:: Exercise materials ::
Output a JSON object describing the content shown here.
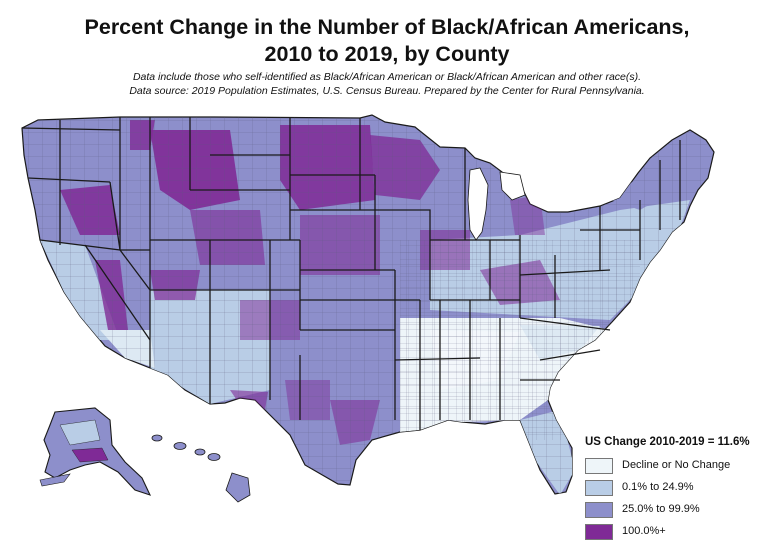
{
  "title_line1": "Percent Change in the Number of Black/African Americans,",
  "title_line2": "2010 to 2019, by County",
  "subtitle_line1": "Data include those who self-identified as Black/African American or Black/African American and other race(s).",
  "subtitle_line2": "Data source: 2019 Population Estimates, U.S. Census Bureau. Prepared by the Center for Rural Pennsylvania.",
  "legend": {
    "title": "US Change 2010-2019 = 11.6%",
    "items": [
      {
        "label": "Decline or No Change",
        "color": "#eef5f9"
      },
      {
        "label": "0.1% to 24.9%",
        "color": "#b9cde6"
      },
      {
        "label": "25.0% to 99.9%",
        "color": "#8d8fcb"
      },
      {
        "label": "100.0%+",
        "color": "#7f2a96"
      }
    ]
  },
  "map_colors": {
    "border": "#1a1a1a",
    "county_line": "#555577"
  }
}
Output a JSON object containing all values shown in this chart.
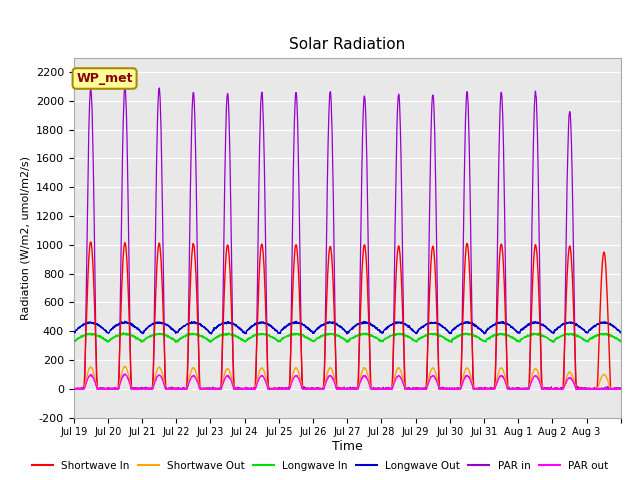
{
  "title": "Solar Radiation",
  "ylabel": "Radiation (W/m2, umol/m2/s)",
  "xlabel": "Time",
  "ylim": [
    -200,
    2300
  ],
  "yticks": [
    -200,
    0,
    200,
    400,
    600,
    800,
    1000,
    1200,
    1400,
    1600,
    1800,
    2000,
    2200
  ],
  "num_days": 16,
  "day_labels": [
    "Jul 19",
    "Jul 20",
    "Jul 21",
    "Jul 22",
    "Jul 23",
    "Jul 24",
    "Jul 25",
    "Jul 26",
    "Jul 27",
    "Jul 28",
    "Jul 29",
    "Jul 30",
    "Jul 31",
    "Aug 1",
    "Aug 2",
    "Aug 3"
  ],
  "series_colors": {
    "shortwave_in": "#ff0000",
    "shortwave_out": "#ffa500",
    "longwave_in": "#00dd00",
    "longwave_out": "#0000cc",
    "par_in": "#9900cc",
    "par_out": "#ff00ff"
  },
  "legend_labels": [
    "Shortwave In",
    "Shortwave Out",
    "Longwave In",
    "Longwave Out",
    "PAR in",
    "PAR out"
  ],
  "annotation_text": "WP_met",
  "annotation_box_color": "#ffff99",
  "annotation_border_color": "#aa8800",
  "background_color": "#e8e8e8",
  "grid_color": "#ffffff",
  "shortwave_in_peaks": [
    1020,
    1015,
    1010,
    1005,
    1000,
    1005,
    1000,
    990,
    1000,
    990,
    990,
    1010,
    1005,
    1000,
    990,
    950
  ],
  "shortwave_out_peaks": [
    150,
    155,
    150,
    145,
    140,
    145,
    145,
    145,
    145,
    145,
    145,
    145,
    145,
    140,
    115,
    100
  ],
  "longwave_in_base": 330,
  "longwave_out_base": 390,
  "longwave_in_peak_add": 50,
  "longwave_out_peak_add": 70,
  "par_in_peaks": [
    2080,
    2090,
    2090,
    2060,
    2050,
    2060,
    2060,
    2060,
    2035,
    2050,
    2050,
    2060,
    2060,
    2060,
    1930,
    0
  ],
  "par_out_peaks": [
    95,
    100,
    95,
    90,
    90,
    90,
    90,
    90,
    90,
    90,
    90,
    90,
    90,
    90,
    75,
    0
  ]
}
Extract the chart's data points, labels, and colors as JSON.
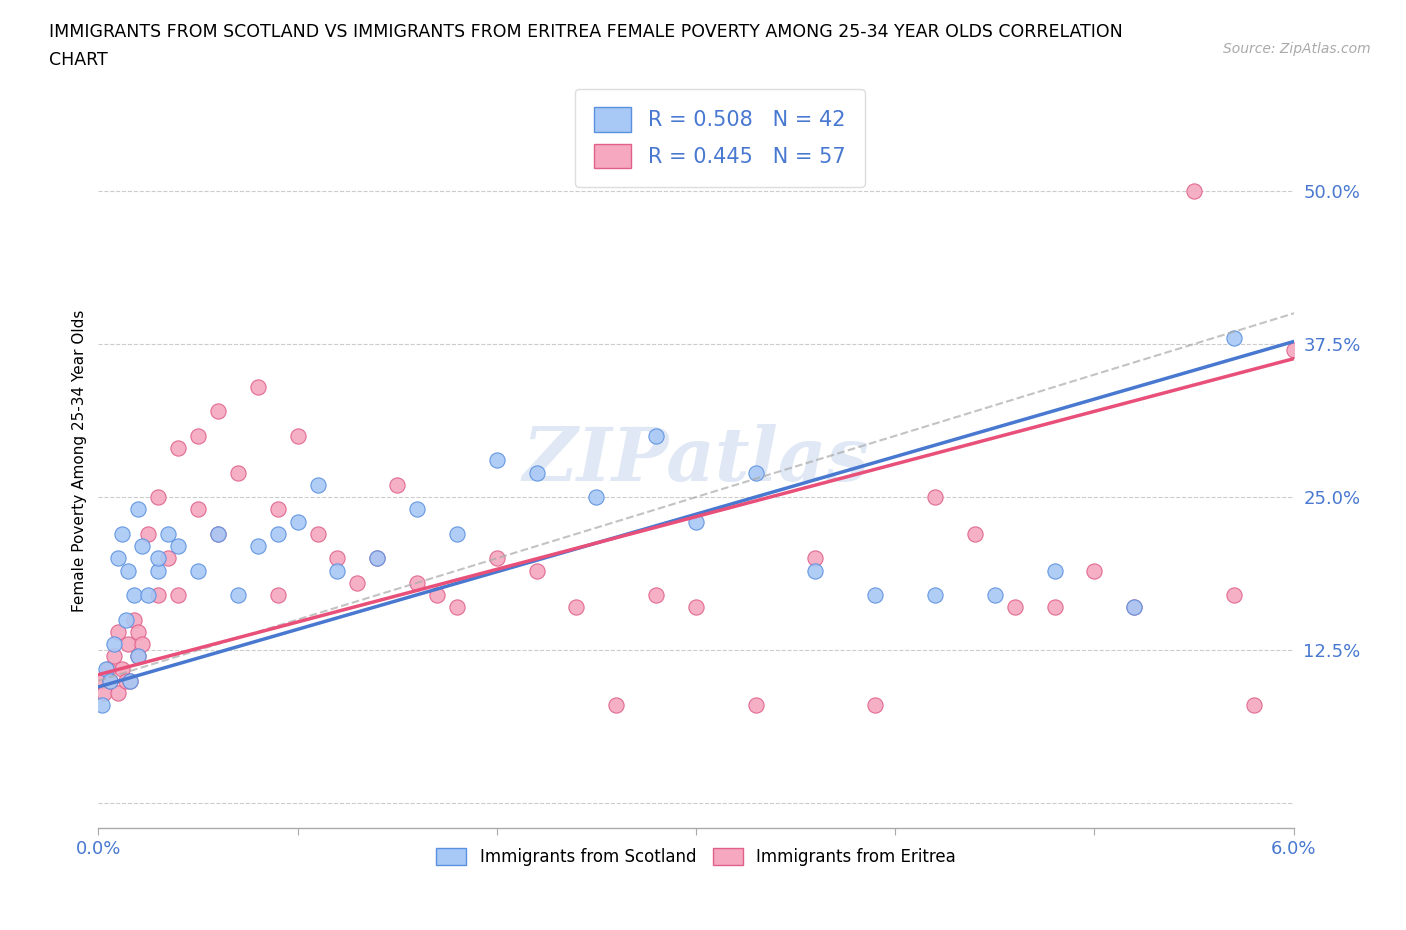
{
  "title": "IMMIGRANTS FROM SCOTLAND VS IMMIGRANTS FROM ERITREA FEMALE POVERTY AMONG 25-34 YEAR OLDS CORRELATION\nCHART",
  "source": "Source: ZipAtlas.com",
  "ylabel": "Female Poverty Among 25-34 Year Olds",
  "xlim": [
    0.0,
    0.06
  ],
  "ylim": [
    -0.02,
    0.58
  ],
  "ytick_vals": [
    0.0,
    0.125,
    0.25,
    0.375,
    0.5
  ],
  "ytick_labels": [
    "",
    "12.5%",
    "25.0%",
    "37.5%",
    "50.0%"
  ],
  "xtick_vals": [
    0.0,
    0.01,
    0.02,
    0.03,
    0.04,
    0.05,
    0.06
  ],
  "xtick_labels": [
    "0.0%",
    "",
    "",
    "",
    "",
    "",
    "6.0%"
  ],
  "scotland_color": "#a8c8f5",
  "eritrea_color": "#f5a8c0",
  "scotland_line_color": "#4878d0",
  "eritrea_line_color": "#e8507a",
  "scotland_edge_color": "#5a90e0",
  "eritrea_edge_color": "#e0608a",
  "R_scotland": 0.508,
  "N_scotland": 42,
  "R_eritrea": 0.445,
  "N_eritrea": 57,
  "watermark": "ZIPatlas",
  "scotland_x": [
    0.0002,
    0.0004,
    0.0006,
    0.0008,
    0.001,
    0.0012,
    0.0014,
    0.0015,
    0.0016,
    0.0018,
    0.002,
    0.002,
    0.0022,
    0.0025,
    0.003,
    0.003,
    0.0035,
    0.004,
    0.005,
    0.006,
    0.007,
    0.008,
    0.009,
    0.01,
    0.011,
    0.012,
    0.014,
    0.016,
    0.018,
    0.02,
    0.022,
    0.025,
    0.028,
    0.03,
    0.033,
    0.036,
    0.039,
    0.042,
    0.045,
    0.048,
    0.052,
    0.057
  ],
  "scotland_y": [
    0.08,
    0.11,
    0.1,
    0.13,
    0.2,
    0.22,
    0.15,
    0.19,
    0.1,
    0.17,
    0.12,
    0.24,
    0.21,
    0.17,
    0.19,
    0.2,
    0.22,
    0.21,
    0.19,
    0.22,
    0.17,
    0.21,
    0.22,
    0.23,
    0.26,
    0.19,
    0.2,
    0.24,
    0.22,
    0.28,
    0.27,
    0.25,
    0.3,
    0.23,
    0.27,
    0.19,
    0.17,
    0.17,
    0.17,
    0.19,
    0.16,
    0.38
  ],
  "eritrea_x": [
    0.0001,
    0.0003,
    0.0005,
    0.0006,
    0.0008,
    0.001,
    0.001,
    0.0012,
    0.0014,
    0.0015,
    0.0016,
    0.0018,
    0.002,
    0.002,
    0.0022,
    0.0025,
    0.003,
    0.003,
    0.0035,
    0.004,
    0.004,
    0.005,
    0.005,
    0.006,
    0.006,
    0.007,
    0.008,
    0.009,
    0.009,
    0.01,
    0.011,
    0.012,
    0.013,
    0.014,
    0.015,
    0.016,
    0.017,
    0.018,
    0.02,
    0.022,
    0.024,
    0.026,
    0.028,
    0.03,
    0.033,
    0.036,
    0.039,
    0.042,
    0.044,
    0.046,
    0.048,
    0.05,
    0.052,
    0.055,
    0.057,
    0.058,
    0.06
  ],
  "eritrea_y": [
    0.1,
    0.09,
    0.11,
    0.1,
    0.12,
    0.09,
    0.14,
    0.11,
    0.1,
    0.13,
    0.1,
    0.15,
    0.12,
    0.14,
    0.13,
    0.22,
    0.17,
    0.25,
    0.2,
    0.17,
    0.29,
    0.24,
    0.3,
    0.22,
    0.32,
    0.27,
    0.34,
    0.24,
    0.17,
    0.3,
    0.22,
    0.2,
    0.18,
    0.2,
    0.26,
    0.18,
    0.17,
    0.16,
    0.2,
    0.19,
    0.16,
    0.08,
    0.17,
    0.16,
    0.08,
    0.2,
    0.08,
    0.25,
    0.22,
    0.16,
    0.16,
    0.19,
    0.16,
    0.5,
    0.17,
    0.08,
    0.37
  ]
}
:::
• Problem to solve: Look over the records above and copy each line that includes the string "Output".

• Problem solution:
Output a JSON object describing the content shown here.
Output a JSON object containing all values shown in this chart.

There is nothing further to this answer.